**Entries provided**
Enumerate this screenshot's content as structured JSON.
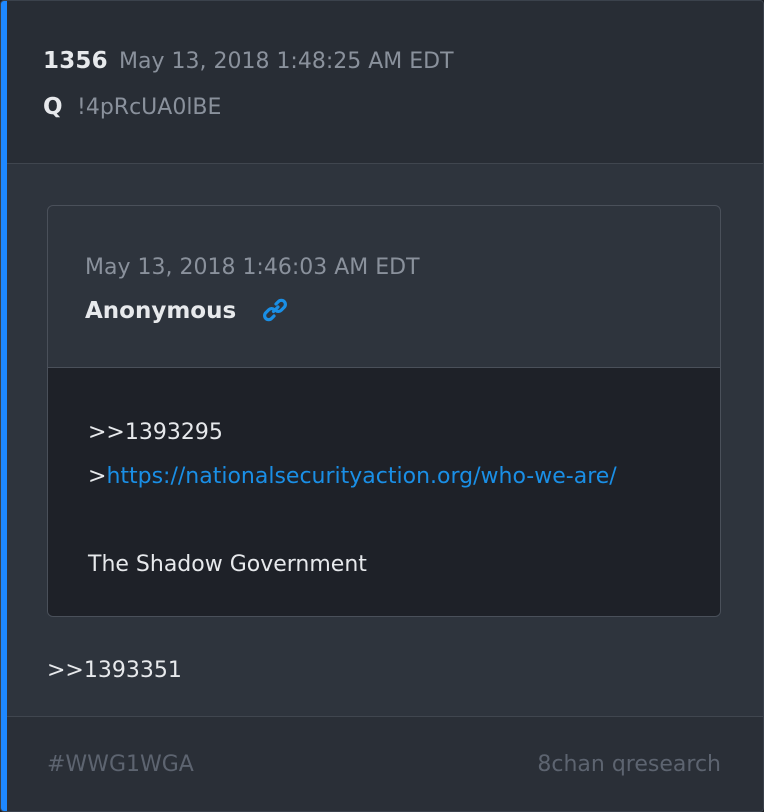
{
  "post": {
    "number": "1356",
    "timestamp": "May 13, 2018 1:48:25 AM EDT",
    "author": "Q",
    "tripcode": "!4pRcUA0lBE",
    "accent_color": "#1e88ff"
  },
  "quoted": {
    "timestamp": "May 13, 2018 1:46:03 AM EDT",
    "author": "Anonymous",
    "link_icon": "link-icon",
    "lines": {
      "ref": ">>1393295",
      "url_prefix": ">",
      "url": "https://nationalsecurityaction.org/who-we-are/",
      "text": "The Shadow Government"
    }
  },
  "reply": {
    "ref": ">>1393351"
  },
  "footer": {
    "hashtag": "#WWG1WGA",
    "source": "8chan qresearch"
  }
}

**What you are asked to do**
Without including any pictures, output all the entries above exactly.

**Completed task**
Enumerate this screenshot's content as structured JSON.
{
  "post": {
    "number": "1356",
    "timestamp": "May 13, 2018 1:48:25 AM EDT",
    "author": "Q",
    "tripcode": "!4pRcUA0lBE",
    "accent_color": "#1e88ff"
  },
  "quoted": {
    "timestamp": "May 13, 2018 1:46:03 AM EDT",
    "author": "Anonymous",
    "link_icon": "link-icon",
    "lines": {
      "ref": ">>1393295",
      "url_prefix": ">",
      "url": "https://nationalsecurityaction.org/who-we-are/",
      "text": "The Shadow Government"
    }
  },
  "reply": {
    "ref": ">>1393351"
  },
  "footer": {
    "hashtag": "#WWG1WGA",
    "source": "8chan qresearch"
  }
}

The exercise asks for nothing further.